● OBJETIVO 1
Liste todos os exemplos que o trecho sobre fontes do direito introduz com as expressões "por exemplo" ou "a título de exemplo".

● TRECHO DO TEXTO
Assim, não devemos nos espantar com os contrastes e mudanças que observamos na Jurisprudência. O susto fica para o homem comum, nós, operadores de direito devemos saber que isto é próprio da experiência jurídica. Além disso, para esses contrastes há as técnicas de unificação da jurisprudência[5].
Para finalizar, irei agora falar sobre uma das mais interessantes fontes de direito para mim que, aliás, não têm a devida atenção daqueles que ministram aulas de noções preliminares de Direito.
A Fonte Negocial se desenvolve em uma estrutura de poder (poder negocial), este poder é uma força capaz, também, de gerar normas jurídicas.
Dentro da experiência jurídica, já é aceito e professado por muitos jurisconsultos que não há somente normas genéricas, mas também normas particulares e individualizadas. Primeiramente, em relação as normas particulares , como o próprio nome indicia, são normas feitas para determinadas pessoas, é o que acontece, por exemplo, num contrato; e em segundo, normas individualizadas são aquelas que declaram certo as normas particulares, como é caso de uma sentença judicial, a título de exemplo.
Dentro das normas particulares, se insere as normas negociais, e dentro destas, as normas contratuais, chamada e conhecida por todos de cláusula contratual. Se observarmos, as cláusulas contratuais literalmente criam uma norma, é certo que é uma norma criada nos limites da própria lei e para os participantes daquela relação jurídica. Alguém pode dizer: não cria não, pois um contrato de compra e venda, por exemplo, só segue o modelo que está previsto no próprio Código Civil, nós respondemos: sim, mas nada impede que seja feito um negócio com estrutura atípica, ou seja, não prevista em lei. Nos seus estudos de Direito dos Contratos verá. E não seria só porque se submete ao previsto em lei que faria com que não fosse uma fonte de direito, pois com esse raciocínio extremado seríamos levados à ideia de que só a lei constitucional seria fonte de direito (pois sabemos que todas as outras, deve submeter-se à ela).

● OBJETIVO 2
Reproduza fielmente os registros desde o início até a linha que contém "date-fin-picker-button[interactable]: … (504, 135, 517, 150)", incluindo essa linha.

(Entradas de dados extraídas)
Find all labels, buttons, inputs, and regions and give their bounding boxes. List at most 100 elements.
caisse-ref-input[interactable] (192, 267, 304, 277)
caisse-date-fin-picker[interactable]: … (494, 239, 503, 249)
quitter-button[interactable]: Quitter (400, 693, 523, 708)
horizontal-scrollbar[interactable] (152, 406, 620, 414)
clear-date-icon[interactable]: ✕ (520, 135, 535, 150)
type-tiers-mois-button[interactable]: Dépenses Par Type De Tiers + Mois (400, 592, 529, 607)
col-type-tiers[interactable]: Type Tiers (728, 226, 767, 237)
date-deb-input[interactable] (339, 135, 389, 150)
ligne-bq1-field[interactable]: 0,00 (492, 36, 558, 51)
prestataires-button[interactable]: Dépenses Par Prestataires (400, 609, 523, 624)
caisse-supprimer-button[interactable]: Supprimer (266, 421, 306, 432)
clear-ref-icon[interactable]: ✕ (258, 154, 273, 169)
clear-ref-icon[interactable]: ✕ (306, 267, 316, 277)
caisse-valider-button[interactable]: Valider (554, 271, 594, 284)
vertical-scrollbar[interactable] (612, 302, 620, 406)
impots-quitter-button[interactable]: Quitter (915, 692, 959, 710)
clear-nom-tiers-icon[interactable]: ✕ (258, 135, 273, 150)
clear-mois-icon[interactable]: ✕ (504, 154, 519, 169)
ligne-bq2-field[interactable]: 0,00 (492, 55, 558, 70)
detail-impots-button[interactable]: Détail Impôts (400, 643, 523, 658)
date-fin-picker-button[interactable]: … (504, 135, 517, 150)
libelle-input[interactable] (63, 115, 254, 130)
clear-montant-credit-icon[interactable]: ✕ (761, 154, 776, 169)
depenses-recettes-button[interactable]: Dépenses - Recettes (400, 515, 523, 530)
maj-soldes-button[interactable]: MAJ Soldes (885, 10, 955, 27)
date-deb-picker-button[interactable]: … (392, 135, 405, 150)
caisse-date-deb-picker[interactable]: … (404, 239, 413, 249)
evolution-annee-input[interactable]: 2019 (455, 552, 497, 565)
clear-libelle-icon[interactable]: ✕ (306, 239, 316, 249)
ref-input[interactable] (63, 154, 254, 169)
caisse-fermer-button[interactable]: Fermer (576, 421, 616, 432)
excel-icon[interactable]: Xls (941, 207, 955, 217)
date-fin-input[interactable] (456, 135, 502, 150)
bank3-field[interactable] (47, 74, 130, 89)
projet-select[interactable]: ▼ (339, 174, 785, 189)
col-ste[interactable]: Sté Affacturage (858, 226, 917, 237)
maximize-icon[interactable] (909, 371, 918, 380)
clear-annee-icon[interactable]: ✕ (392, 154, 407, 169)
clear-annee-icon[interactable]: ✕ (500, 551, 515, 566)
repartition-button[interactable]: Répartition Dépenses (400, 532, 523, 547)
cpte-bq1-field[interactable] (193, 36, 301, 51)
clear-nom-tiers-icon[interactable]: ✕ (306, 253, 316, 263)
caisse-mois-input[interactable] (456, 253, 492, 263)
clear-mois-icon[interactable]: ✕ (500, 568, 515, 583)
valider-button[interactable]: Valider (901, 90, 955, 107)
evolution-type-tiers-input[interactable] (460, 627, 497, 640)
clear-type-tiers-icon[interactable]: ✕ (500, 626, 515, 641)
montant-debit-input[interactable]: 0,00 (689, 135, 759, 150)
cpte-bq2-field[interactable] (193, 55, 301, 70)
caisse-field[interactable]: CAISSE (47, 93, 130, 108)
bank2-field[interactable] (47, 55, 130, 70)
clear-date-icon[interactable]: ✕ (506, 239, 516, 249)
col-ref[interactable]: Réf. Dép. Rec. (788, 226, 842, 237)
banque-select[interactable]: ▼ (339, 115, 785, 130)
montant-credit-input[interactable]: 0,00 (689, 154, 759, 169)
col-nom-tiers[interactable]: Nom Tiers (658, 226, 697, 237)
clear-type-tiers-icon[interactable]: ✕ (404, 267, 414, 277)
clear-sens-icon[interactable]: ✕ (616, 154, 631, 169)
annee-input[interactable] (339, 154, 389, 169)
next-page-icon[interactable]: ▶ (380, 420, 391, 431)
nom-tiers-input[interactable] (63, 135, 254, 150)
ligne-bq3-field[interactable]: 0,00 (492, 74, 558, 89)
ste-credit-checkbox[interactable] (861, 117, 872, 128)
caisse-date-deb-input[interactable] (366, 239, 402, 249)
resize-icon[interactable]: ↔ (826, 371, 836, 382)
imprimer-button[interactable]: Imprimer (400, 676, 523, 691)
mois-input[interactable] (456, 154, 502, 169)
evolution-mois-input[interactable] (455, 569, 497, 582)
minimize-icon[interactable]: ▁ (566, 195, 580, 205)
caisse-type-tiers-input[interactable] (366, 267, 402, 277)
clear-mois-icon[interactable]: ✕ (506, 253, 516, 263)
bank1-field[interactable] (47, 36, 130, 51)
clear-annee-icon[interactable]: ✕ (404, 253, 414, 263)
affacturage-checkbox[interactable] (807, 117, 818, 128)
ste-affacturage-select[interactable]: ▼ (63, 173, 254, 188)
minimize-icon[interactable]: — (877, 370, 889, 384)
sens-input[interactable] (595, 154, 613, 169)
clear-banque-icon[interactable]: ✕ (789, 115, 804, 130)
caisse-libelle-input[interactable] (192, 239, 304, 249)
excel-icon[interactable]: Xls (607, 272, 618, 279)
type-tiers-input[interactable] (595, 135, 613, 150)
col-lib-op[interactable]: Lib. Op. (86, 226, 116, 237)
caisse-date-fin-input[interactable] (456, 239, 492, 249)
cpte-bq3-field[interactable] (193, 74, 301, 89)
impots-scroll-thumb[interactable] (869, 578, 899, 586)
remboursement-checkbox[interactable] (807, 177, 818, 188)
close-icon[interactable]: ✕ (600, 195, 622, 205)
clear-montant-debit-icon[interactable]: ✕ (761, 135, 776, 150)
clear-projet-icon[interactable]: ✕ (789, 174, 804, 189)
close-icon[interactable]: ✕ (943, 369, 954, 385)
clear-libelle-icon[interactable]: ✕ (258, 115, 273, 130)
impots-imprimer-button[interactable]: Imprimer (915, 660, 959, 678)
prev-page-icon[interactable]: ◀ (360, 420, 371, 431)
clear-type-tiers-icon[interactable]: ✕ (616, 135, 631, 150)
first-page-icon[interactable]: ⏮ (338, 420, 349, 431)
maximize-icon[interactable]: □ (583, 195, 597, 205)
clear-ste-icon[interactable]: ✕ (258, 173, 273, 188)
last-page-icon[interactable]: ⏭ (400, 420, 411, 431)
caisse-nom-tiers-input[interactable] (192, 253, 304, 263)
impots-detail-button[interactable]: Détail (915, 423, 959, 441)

● RESOLUÇÃO DA TAREFA 1
- um contrato
- uma sentença judicial
- um contrato de compra e venda

● RESOLUÇÃO DA TAREFA 2
Find all labels, buttons, inputs, and regions and give their bounding boxes. List at most 100 elements.
caisse-ref-input[interactable] (192, 267, 304, 277)
caisse-date-fin-picker[interactable]: … (494, 239, 503, 249)
quitter-button[interactable]: Quitter (400, 693, 523, 708)
horizontal-scrollbar[interactable] (152, 406, 620, 414)
clear-date-icon[interactable]: ✕ (520, 135, 535, 150)
type-tiers-mois-button[interactable]: Dépenses Par Type De Tiers + Mois (400, 592, 529, 607)
col-type-tiers[interactable]: Type Tiers (728, 226, 767, 237)
date-deb-input[interactable] (339, 135, 389, 150)
ligne-bq1-field[interactable]: 0,00 (492, 36, 558, 51)
prestataires-button[interactable]: Dépenses Par Prestataires (400, 609, 523, 624)
caisse-supprimer-button[interactable]: Supprimer (266, 421, 306, 432)
clear-ref-icon[interactable]: ✕ (258, 154, 273, 169)
clear-ref-icon[interactable]: ✕ (306, 267, 316, 277)
caisse-valider-button[interactable]: Valider (554, 271, 594, 284)
vertical-scrollbar[interactable] (612, 302, 620, 406)
impots-quitter-button[interactable]: Quitter (915, 692, 959, 710)
clear-nom-tiers-icon[interactable]: ✕ (258, 135, 273, 150)
clear-mois-icon[interactable]: ✕ (504, 154, 519, 169)
ligne-bq2-field[interactable]: 0,00 (492, 55, 558, 70)
detail-impots-button[interactable]: Détail Impôts (400, 643, 523, 658)
date-fin-picker-button[interactable]: … (504, 135, 517, 150)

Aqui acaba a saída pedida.